YOUR GOAL: Copy each line below in which the word "Have" occurs.

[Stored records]
"""
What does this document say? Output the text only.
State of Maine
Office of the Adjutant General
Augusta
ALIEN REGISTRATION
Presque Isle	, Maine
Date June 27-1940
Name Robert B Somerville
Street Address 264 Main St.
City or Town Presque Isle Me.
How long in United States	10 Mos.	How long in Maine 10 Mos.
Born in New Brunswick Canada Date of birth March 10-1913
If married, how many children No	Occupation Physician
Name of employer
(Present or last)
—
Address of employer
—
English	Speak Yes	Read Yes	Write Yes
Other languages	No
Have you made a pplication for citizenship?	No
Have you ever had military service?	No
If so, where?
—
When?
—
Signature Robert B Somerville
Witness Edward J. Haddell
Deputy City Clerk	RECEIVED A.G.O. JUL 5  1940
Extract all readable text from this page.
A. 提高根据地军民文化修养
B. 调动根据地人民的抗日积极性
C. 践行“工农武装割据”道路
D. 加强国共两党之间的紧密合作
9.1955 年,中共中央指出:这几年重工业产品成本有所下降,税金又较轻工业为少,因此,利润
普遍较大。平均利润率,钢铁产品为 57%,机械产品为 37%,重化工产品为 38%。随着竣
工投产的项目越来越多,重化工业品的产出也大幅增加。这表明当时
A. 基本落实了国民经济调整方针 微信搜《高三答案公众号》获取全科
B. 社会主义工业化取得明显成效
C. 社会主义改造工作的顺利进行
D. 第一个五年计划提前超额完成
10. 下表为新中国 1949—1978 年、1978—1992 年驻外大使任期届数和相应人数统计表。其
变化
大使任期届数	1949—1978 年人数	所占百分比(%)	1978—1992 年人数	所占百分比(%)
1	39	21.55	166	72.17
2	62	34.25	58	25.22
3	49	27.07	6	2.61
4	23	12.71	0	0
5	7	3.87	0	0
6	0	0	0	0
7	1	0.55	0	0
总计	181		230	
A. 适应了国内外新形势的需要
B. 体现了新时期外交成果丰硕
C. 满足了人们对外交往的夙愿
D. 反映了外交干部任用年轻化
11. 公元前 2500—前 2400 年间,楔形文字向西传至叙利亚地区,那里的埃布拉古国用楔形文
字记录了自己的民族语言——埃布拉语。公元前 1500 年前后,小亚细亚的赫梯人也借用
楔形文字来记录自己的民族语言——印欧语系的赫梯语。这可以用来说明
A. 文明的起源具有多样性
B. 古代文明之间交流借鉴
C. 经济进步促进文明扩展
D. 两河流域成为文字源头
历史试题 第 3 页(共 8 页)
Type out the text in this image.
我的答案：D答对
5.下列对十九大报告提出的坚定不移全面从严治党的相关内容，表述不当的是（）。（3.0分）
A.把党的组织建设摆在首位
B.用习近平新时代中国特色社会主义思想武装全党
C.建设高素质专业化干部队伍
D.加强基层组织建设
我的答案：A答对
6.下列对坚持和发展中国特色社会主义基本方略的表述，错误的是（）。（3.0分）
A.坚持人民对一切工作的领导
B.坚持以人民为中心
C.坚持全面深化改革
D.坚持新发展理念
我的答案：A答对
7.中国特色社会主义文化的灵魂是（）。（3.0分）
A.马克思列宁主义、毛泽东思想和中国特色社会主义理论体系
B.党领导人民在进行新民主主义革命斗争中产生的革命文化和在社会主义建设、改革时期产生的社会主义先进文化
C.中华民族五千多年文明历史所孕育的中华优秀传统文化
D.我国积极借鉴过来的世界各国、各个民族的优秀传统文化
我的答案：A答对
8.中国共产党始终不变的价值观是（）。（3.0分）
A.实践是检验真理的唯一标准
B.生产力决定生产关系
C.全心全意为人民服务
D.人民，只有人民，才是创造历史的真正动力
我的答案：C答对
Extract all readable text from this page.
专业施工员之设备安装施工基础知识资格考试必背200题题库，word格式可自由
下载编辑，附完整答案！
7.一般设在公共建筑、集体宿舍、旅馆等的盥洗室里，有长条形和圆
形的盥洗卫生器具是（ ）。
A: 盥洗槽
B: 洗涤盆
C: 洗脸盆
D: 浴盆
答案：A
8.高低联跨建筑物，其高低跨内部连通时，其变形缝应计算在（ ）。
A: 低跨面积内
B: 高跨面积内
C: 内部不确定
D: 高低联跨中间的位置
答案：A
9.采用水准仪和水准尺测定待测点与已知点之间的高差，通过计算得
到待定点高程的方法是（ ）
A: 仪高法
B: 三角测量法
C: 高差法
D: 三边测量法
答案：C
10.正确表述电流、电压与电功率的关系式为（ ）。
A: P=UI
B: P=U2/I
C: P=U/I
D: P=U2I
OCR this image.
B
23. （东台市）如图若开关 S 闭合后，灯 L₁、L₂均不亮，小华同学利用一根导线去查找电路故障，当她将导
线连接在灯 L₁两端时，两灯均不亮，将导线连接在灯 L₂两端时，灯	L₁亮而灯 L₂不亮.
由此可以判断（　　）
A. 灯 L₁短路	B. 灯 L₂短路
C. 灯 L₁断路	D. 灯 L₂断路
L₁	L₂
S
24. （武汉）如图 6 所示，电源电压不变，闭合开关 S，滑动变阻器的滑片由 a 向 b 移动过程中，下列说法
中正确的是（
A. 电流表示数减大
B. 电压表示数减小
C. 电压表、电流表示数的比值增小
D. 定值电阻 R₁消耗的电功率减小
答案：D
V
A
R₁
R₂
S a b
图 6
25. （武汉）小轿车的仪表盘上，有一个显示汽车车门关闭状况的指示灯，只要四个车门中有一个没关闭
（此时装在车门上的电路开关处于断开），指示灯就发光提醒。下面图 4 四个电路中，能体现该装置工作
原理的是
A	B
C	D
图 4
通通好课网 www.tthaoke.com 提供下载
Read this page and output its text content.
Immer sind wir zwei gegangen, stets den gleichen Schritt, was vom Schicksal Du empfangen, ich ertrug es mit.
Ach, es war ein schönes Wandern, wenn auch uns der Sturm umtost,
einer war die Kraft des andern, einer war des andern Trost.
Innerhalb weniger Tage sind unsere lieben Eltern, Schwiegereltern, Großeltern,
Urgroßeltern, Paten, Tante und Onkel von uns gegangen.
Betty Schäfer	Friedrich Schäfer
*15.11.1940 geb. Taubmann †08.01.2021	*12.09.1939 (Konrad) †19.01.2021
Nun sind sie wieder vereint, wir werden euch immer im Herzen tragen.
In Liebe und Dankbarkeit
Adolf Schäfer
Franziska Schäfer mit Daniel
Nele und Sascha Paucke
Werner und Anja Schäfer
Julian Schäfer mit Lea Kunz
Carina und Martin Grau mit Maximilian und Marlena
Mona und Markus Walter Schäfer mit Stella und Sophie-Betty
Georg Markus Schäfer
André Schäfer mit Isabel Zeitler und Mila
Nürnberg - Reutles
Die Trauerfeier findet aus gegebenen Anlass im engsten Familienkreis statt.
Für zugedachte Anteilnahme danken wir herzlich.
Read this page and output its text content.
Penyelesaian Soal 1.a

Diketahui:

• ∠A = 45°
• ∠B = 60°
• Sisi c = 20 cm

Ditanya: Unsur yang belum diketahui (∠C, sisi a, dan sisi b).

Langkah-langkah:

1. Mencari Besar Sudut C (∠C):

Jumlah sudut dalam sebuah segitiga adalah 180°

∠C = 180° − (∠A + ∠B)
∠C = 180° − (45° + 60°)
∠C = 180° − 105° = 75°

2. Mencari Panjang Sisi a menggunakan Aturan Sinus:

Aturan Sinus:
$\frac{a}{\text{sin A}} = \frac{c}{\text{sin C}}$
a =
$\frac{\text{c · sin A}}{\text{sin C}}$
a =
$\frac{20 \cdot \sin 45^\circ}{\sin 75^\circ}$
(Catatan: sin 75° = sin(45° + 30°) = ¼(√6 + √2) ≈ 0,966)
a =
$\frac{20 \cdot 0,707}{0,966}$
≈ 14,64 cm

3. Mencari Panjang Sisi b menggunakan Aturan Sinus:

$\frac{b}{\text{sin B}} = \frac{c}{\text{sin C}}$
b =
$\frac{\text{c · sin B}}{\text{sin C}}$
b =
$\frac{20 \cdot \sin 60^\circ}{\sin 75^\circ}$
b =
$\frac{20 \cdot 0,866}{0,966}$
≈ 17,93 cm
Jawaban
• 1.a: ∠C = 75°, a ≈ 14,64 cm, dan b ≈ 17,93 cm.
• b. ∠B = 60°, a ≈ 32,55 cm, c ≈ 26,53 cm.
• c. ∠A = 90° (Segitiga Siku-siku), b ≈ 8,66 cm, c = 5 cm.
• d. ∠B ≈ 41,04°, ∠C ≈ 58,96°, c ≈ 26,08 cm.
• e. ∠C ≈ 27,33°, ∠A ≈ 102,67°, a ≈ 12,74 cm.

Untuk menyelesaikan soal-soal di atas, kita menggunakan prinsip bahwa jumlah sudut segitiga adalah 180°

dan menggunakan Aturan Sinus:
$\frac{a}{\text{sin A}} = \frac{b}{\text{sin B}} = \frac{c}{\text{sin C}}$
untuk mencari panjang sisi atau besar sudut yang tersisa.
"""
SOLUTION:
Have you made a pplication for citizenship?	No
Have you ever had military service?	No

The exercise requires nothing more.